═════ LISTED RECORDS ═════

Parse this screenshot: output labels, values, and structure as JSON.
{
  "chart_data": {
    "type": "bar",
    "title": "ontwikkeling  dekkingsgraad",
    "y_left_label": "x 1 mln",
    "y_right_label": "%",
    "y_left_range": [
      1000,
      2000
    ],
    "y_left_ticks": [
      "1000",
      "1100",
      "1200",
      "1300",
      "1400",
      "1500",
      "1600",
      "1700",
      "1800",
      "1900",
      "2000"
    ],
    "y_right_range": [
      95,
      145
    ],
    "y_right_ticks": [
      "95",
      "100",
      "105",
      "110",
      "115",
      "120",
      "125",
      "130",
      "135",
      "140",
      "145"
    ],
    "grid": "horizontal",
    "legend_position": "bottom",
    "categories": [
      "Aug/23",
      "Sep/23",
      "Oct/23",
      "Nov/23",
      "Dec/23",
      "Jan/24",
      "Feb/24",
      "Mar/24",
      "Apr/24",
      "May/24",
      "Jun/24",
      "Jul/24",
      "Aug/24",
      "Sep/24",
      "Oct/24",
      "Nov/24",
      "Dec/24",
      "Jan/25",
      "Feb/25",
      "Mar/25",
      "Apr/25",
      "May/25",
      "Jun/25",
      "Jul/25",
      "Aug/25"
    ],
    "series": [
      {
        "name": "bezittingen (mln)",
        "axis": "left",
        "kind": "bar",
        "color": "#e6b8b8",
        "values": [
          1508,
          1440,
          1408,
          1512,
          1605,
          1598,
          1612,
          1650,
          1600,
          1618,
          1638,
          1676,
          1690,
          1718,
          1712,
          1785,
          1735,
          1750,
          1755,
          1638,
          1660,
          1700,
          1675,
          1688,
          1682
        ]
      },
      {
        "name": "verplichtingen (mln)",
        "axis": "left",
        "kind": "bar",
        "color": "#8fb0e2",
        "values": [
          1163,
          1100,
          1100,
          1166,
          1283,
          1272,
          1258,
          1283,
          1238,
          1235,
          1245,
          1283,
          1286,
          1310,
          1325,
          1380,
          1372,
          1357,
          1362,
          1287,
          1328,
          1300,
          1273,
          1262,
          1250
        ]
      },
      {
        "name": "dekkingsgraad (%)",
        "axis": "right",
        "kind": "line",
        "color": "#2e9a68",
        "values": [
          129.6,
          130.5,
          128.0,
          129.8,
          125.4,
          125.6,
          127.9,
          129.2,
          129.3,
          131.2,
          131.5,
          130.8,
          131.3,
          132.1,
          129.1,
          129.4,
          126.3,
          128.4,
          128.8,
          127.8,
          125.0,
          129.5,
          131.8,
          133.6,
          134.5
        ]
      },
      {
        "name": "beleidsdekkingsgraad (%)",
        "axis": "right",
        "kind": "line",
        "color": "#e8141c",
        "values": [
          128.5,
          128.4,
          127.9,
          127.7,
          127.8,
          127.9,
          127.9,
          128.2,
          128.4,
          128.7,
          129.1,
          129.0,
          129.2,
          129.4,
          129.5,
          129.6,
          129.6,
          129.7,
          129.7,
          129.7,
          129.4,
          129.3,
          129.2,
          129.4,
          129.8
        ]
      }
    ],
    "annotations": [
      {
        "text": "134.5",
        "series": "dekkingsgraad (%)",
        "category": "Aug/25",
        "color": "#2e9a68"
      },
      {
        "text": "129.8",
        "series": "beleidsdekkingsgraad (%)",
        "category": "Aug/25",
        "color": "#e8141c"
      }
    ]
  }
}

═════

> **EXERCISE DETAILS**: From the material above, copy each line that includes the word "color".

> **ANSWER IN FULL**:
        "color": "#e6b8b8",
        "color": "#8fb0e2",
        "color": "#2e9a68",
        "color": "#e8141c",
        "color": "#2e9a68"
        "color": "#e8141c"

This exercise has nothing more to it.